(Records excerpted from a collection)
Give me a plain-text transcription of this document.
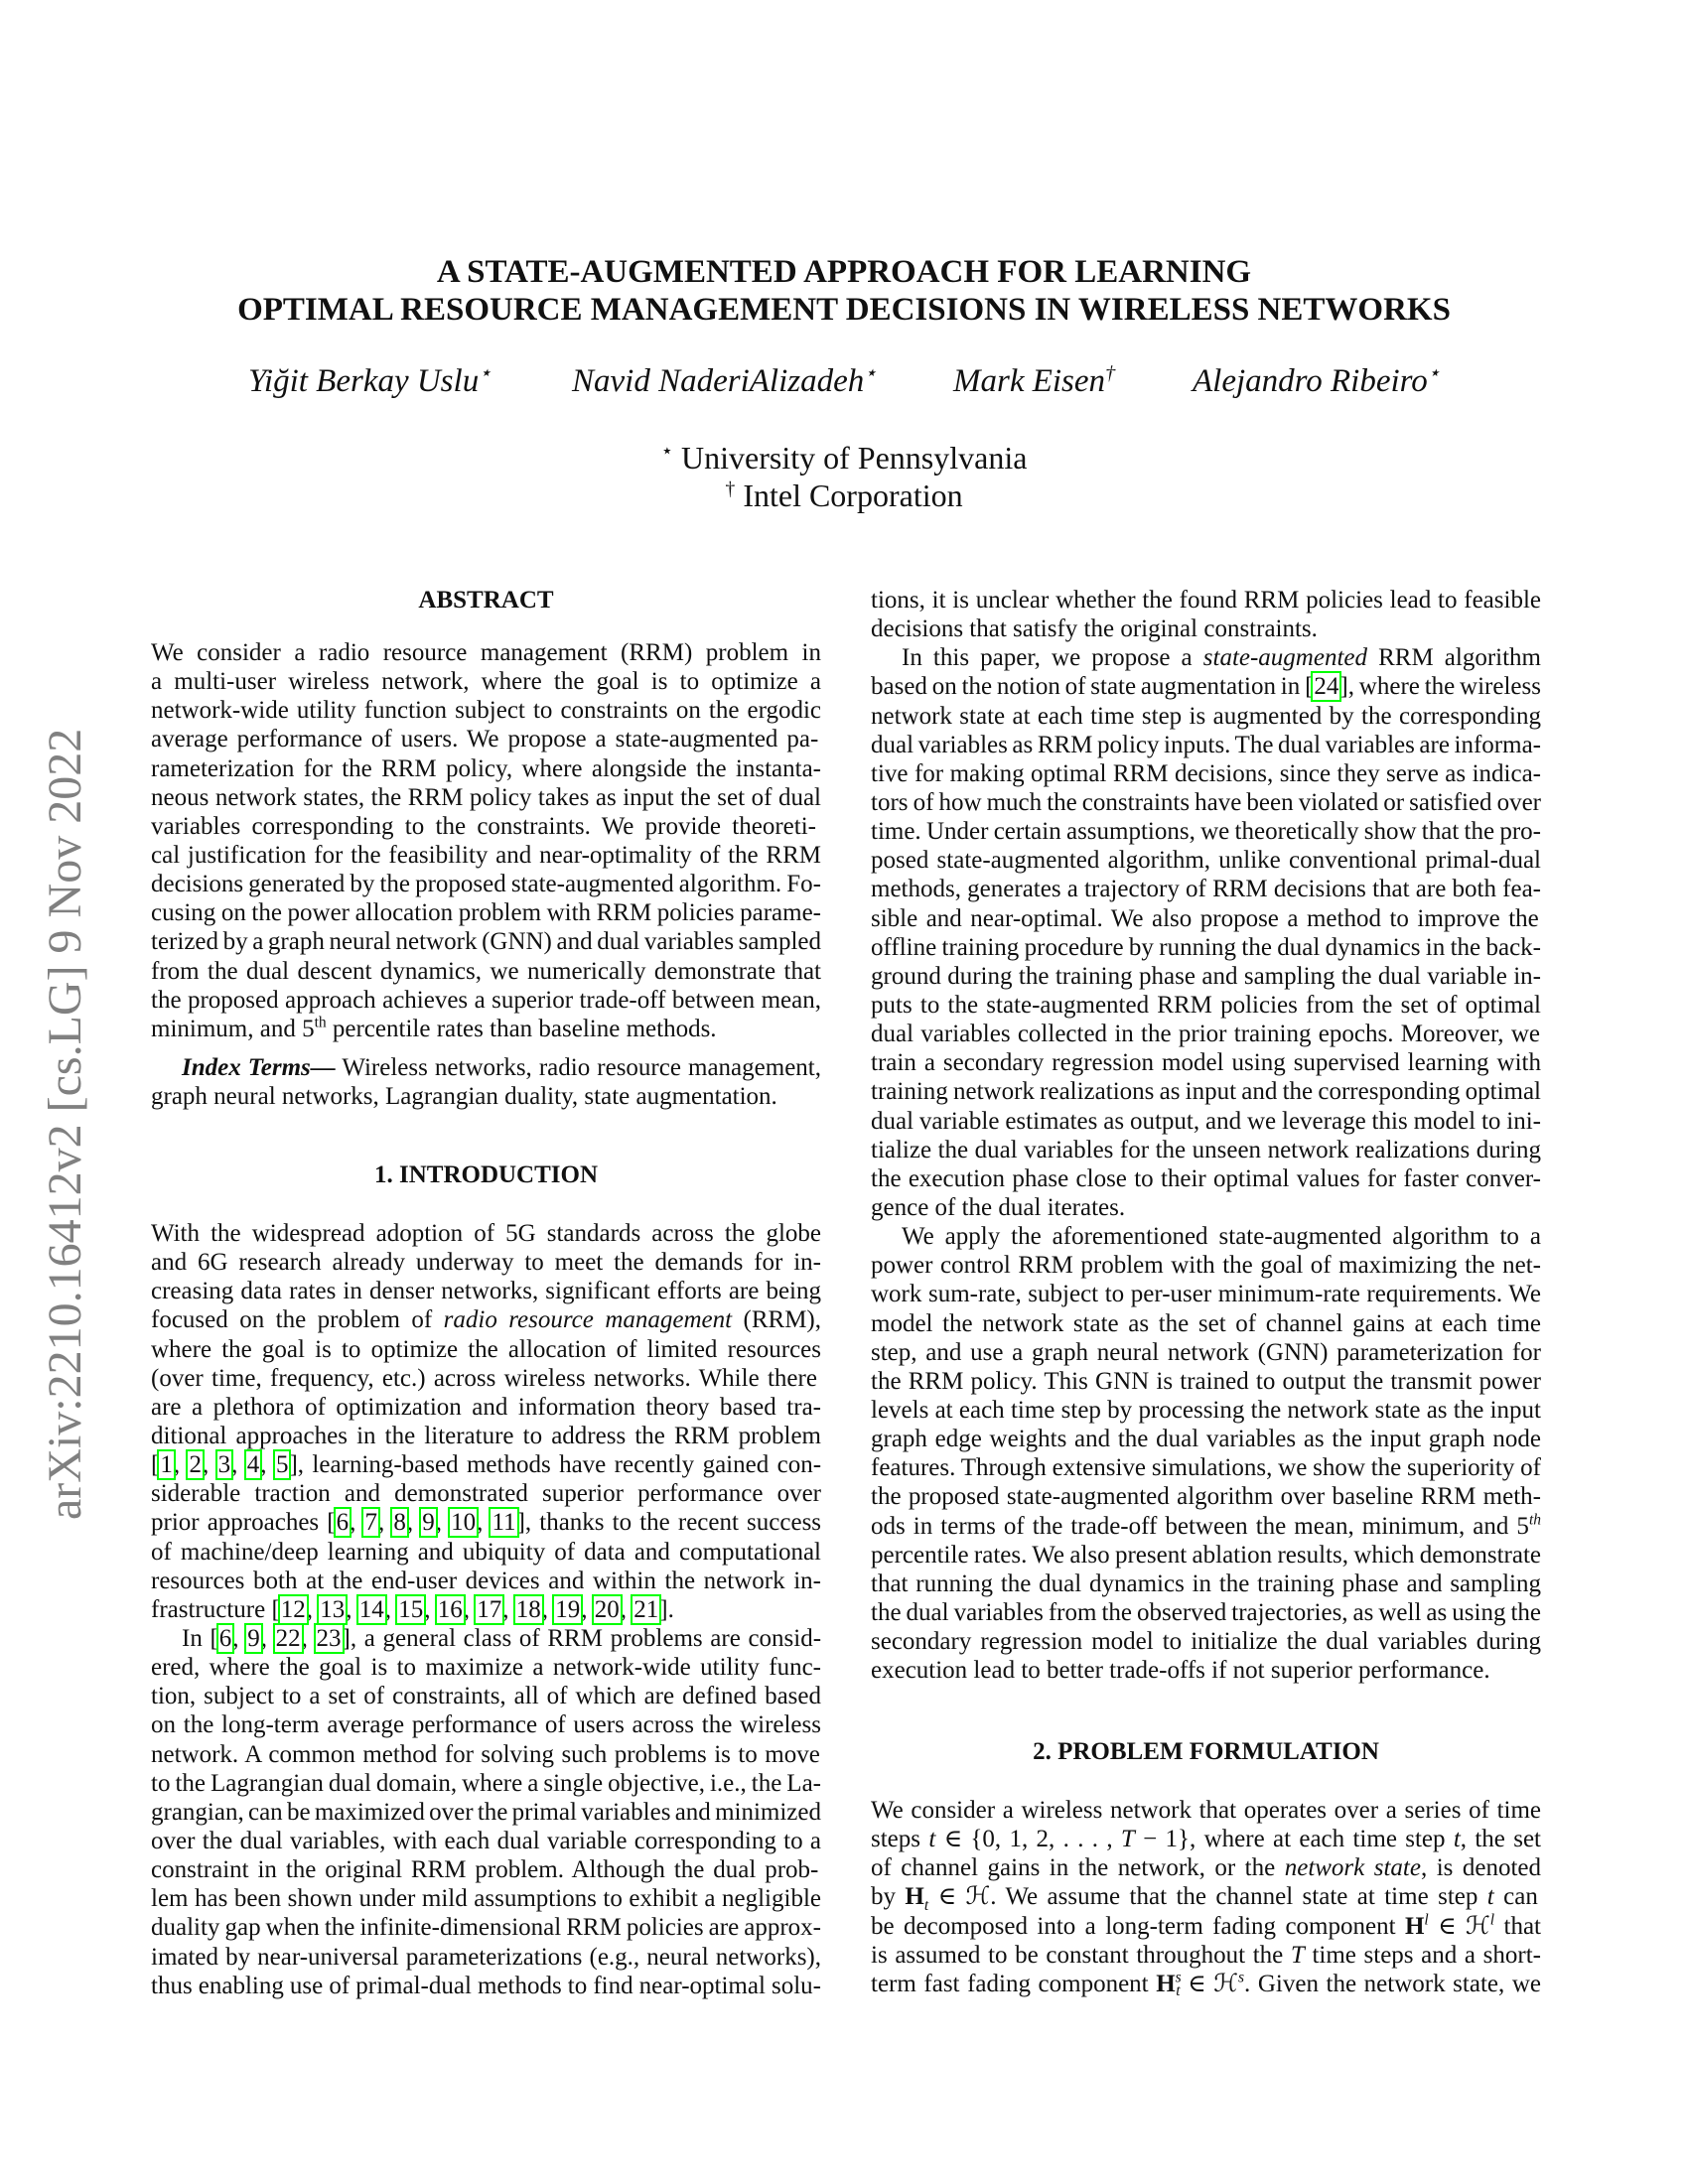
arXiv:2210.16412v2 [cs.LG] 9 Nov 2022
A STATE-AUGMENTED APPROACH FOR LEARNING
OPTIMAL RESOURCE MANAGEMENT DECISIONS IN WIRELESS NETWORKS
Yiğit Berkay Uslu⋆ Navid NaderiAlizadeh⋆ Mark Eisen† Alejandro Ribeiro⋆
⋆ University of Pennsylvania
† Intel Corporation
ABSTRACT
We consider a radio resource management (RRM) problem in
a multi-user wireless network, where the goal is to optimize a
network-wide utility function subject to constraints on the ergodic
average performance of users. We propose a state-augmented pa-
rameterization for the RRM policy, where alongside the instanta-
neous network states, the RRM policy takes as input the set of dual
variables corresponding to the constraints. We provide theoreti-
cal justification for the feasibility and near-optimality of the RRM
decisions generated by the proposed state-augmented algorithm. Fo-
cusing on the power allocation problem with RRM policies parame-
terized by a graph neural network (GNN) and dual variables sampled
from the dual descent dynamics, we numerically demonstrate that
the proposed approach achieves a superior trade-off between mean,
minimum, and 5th percentile rates than baseline methods.
Index Terms— Wireless networks, radio resource management,
graph neural networks, Lagrangian duality, state augmentation.
1. INTRODUCTION
With the widespread adoption of 5G standards across the globe
and 6G research already underway to meet the demands for in-
creasing data rates in denser networks, significant efforts are being
focused on the problem of radio resource management (RRM),
where the goal is to optimize the allocation of limited resources
(over time, frequency, etc.) across wireless networks. While there
are a plethora of optimization and information theory based tra-
ditional approaches in the literature to address the RRM problem
[1, 2, 3, 4, 5], learning-based methods have recently gained con-
siderable traction and demonstrated superior performance over
prior approaches [6, 7, 8, 9, 10, 11], thanks to the recent success
of machine/deep learning and ubiquity of data and computational
resources both at the end-user devices and within the network in-
frastructure [12, 13, 14, 15, 16, 17, 18, 19, 20, 21].
In [6, 9, 22, 23], a general class of RRM problems are consid-
ered, where the goal is to maximize a network-wide utility func-
tion, subject to a set of constraints, all of which are defined based
on the long-term average performance of users across the wireless
network. A common method for solving such problems is to move
to the Lagrangian dual domain, where a single objective, i.e., the La-
grangian, can be maximized over the primal variables and minimized
over the dual variables, with each dual variable corresponding to a
constraint in the original RRM problem. Although the dual prob-
lem has been shown under mild assumptions to exhibit a negligible
duality gap when the infinite-dimensional RRM policies are approx-
imated by near-universal parameterizations (e.g., neural networks),
thus enabling use of primal-dual methods to find near-optimal solu-
tions, it is unclear whether the found RRM policies lead to feasible
decisions that satisfy the original constraints.
In this paper, we propose a state-augmented RRM algorithm
based on the notion of state augmentation in [24], where the wireless
network state at each time step is augmented by the corresponding
dual variables as RRM policy inputs. The dual variables are informa-
tive for making optimal RRM decisions, since they serve as indica-
tors of how much the constraints have been violated or satisfied over
time. Under certain assumptions, we theoretically show that the pro-
posed state-augmented algorithm, unlike conventional primal-dual
methods, generates a trajectory of RRM decisions that are both fea-
sible and near-optimal. We also propose a method to improve the
offline training procedure by running the dual dynamics in the back-
ground during the training phase and sampling the dual variable in-
puts to the state-augmented RRM policies from the set of optimal
dual variables collected in the prior training epochs. Moreover, we
train a secondary regression model using supervised learning with
training network realizations as input and the corresponding optimal
dual variable estimates as output, and we leverage this model to ini-
tialize the dual variables for the unseen network realizations during
the execution phase close to their optimal values for faster conver-
gence of the dual iterates.
We apply the aforementioned state-augmented algorithm to a
power control RRM problem with the goal of maximizing the net-
work sum-rate, subject to per-user minimum-rate requirements. We
model the network state as the set of channel gains at each time
step, and use a graph neural network (GNN) parameterization for
the RRM policy. This GNN is trained to output the transmit power
levels at each time step by processing the network state as the input
graph edge weights and the dual variables as the input graph node
features. Through extensive simulations, we show the superiority of
the proposed state-augmented algorithm over baseline RRM meth-
ods in terms of the trade-off between the mean, minimum, and 5th
percentile rates. We also present ablation results, which demonstrate
that running the dual dynamics in the training phase and sampling
the dual variables from the observed trajectories, as well as using the
secondary regression model to initialize the dual variables during
execution lead to better trade-offs if not superior performance.
2. PROBLEM FORMULATION
We consider a wireless network that operates over a series of time
steps t ∈ {0, 1, 2, . . . , T − 1}, where at each time step t, the set
of channel gains in the network, or the network state, is denoted
by $H_t$ ∈ ℋ. We assume that the channel state at time step t can
be decomposed into a long-term fading component $H^l$ ∈ ℋ$^l$ that
is assumed to be constant throughout the T time steps and a short-
term fast fading component $H^st$ ∈ ℋ$^s$. Given the network state, we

WORK REQUIRED ▸ Each line above is to be copied verbatim. Drop any image from the copy.

THE ANSWER ▸
Give me a plain-text transcription of this document.
arXiv:2210.16412v2 [cs.LG] 9 Nov 2022
A STATE-AUGMENTED APPROACH FOR LEARNING
OPTIMAL RESOURCE MANAGEMENT DECISIONS IN WIRELESS NETWORKS
Yiğit Berkay Uslu⋆ Navid NaderiAlizadeh⋆ Mark Eisen† Alejandro Ribeiro⋆
⋆ University of Pennsylvania
† Intel Corporation
ABSTRACT
We consider a radio resource management (RRM) problem in
a multi-user wireless network, where the goal is to optimize a
network-wide utility function subject to constraints on the ergodic
average performance of users. We propose a state-augmented pa-
rameterization for the RRM policy, where alongside the instanta-
neous network states, the RRM policy takes as input the set of dual
variables corresponding to the constraints. We provide theoreti-
cal justification for the feasibility and near-optimality of the RRM
decisions generated by the proposed state-augmented algorithm. Fo-
cusing on the power allocation problem with RRM policies parame-
terized by a graph neural network (GNN) and dual variables sampled
from the dual descent dynamics, we numerically demonstrate that
the proposed approach achieves a superior trade-off between mean,
minimum, and 5th percentile rates than baseline methods.
Index Terms— Wireless networks, radio resource management,
graph neural networks, Lagrangian duality, state augmentation.
1. INTRODUCTION
With the widespread adoption of 5G standards across the globe
and 6G research already underway to meet the demands for in-
creasing data rates in denser networks, significant efforts are being
focused on the problem of radio resource management (RRM),
where the goal is to optimize the allocation of limited resources
(over time, frequency, etc.) across wireless networks. While there
are a plethora of optimization and information theory based tra-
ditional approaches in the literature to address the RRM problem
[1, 2, 3, 4, 5], learning-based methods have recently gained con-
siderable traction and demonstrated superior performance over
prior approaches [6, 7, 8, 9, 10, 11], thanks to the recent success
of machine/deep learning and ubiquity of data and computational
resources both at the end-user devices and within the network in-
frastructure [12, 13, 14, 15, 16, 17, 18, 19, 20, 21].
In [6, 9, 22, 23], a general class of RRM problems are consid-
ered, where the goal is to maximize a network-wide utility func-
tion, subject to a set of constraints, all of which are defined based
on the long-term average performance of users across the wireless
network. A common method for solving such problems is to move
to the Lagrangian dual domain, where a single objective, i.e., the La-
grangian, can be maximized over the primal variables and minimized
over the dual variables, with each dual variable corresponding to a
constraint in the original RRM problem. Although the dual prob-
lem has been shown under mild assumptions to exhibit a negligible
duality gap when the infinite-dimensional RRM policies are approx-
imated by near-universal parameterizations (e.g., neural networks),
thus enabling use of primal-dual methods to find near-optimal solu-
tions, it is unclear whether the found RRM policies lead to feasible
decisions that satisfy the original constraints.
In this paper, we propose a state-augmented RRM algorithm
based on the notion of state augmentation in [24], where the wireless
network state at each time step is augmented by the corresponding
dual variables as RRM policy inputs. The dual variables are informa-
tive for making optimal RRM decisions, since they serve as indica-
tors of how much the constraints have been violated or satisfied over
time. Under certain assumptions, we theoretically show that the pro-
posed state-augmented algorithm, unlike conventional primal-dual
methods, generates a trajectory of RRM decisions that are both fea-
sible and near-optimal. We also propose a method to improve the
offline training procedure by running the dual dynamics in the back-
ground during the training phase and sampling the dual variable in-
puts to the state-augmented RRM policies from the set of optimal
dual variables collected in the prior training epochs. Moreover, we
train a secondary regression model using supervised learning with
training network realizations as input and the corresponding optimal
dual variable estimates as output, and we leverage this model to ini-
tialize the dual variables for the unseen network realizations during
the execution phase close to their optimal values for faster conver-
gence of the dual iterates.
We apply the aforementioned state-augmented algorithm to a
power control RRM problem with the goal of maximizing the net-
work sum-rate, subject to per-user minimum-rate requirements. We
model the network state as the set of channel gains at each time
step, and use a graph neural network (GNN) parameterization for
the RRM policy. This GNN is trained to output the transmit power
levels at each time step by processing the network state as the input
graph edge weights and the dual variables as the input graph node
features. Through extensive simulations, we show the superiority of
the proposed state-augmented algorithm over baseline RRM meth-
ods in terms of the trade-off between the mean, minimum, and 5th
percentile rates. We also present ablation results, which demonstrate
that running the dual dynamics in the training phase and sampling
the dual variables from the observed trajectories, as well as using the
secondary regression model to initialize the dual variables during
execution lead to better trade-offs if not superior performance.
2. PROBLEM FORMULATION
We consider a wireless network that operates over a series of time
steps t ∈ {0, 1, 2, . . . , T − 1}, where at each time step t, the set
of channel gains in the network, or the network state, is denoted
by $H_t$ ∈ ℋ. We assume that the channel state at time step t can
be decomposed into a long-term fading component $H^l$ ∈ ℋ$^l$ that
is assumed to be constant throughout the T time steps and a short-
term fast fading component $H^st$ ∈ ℋ$^s$. Given the network state, we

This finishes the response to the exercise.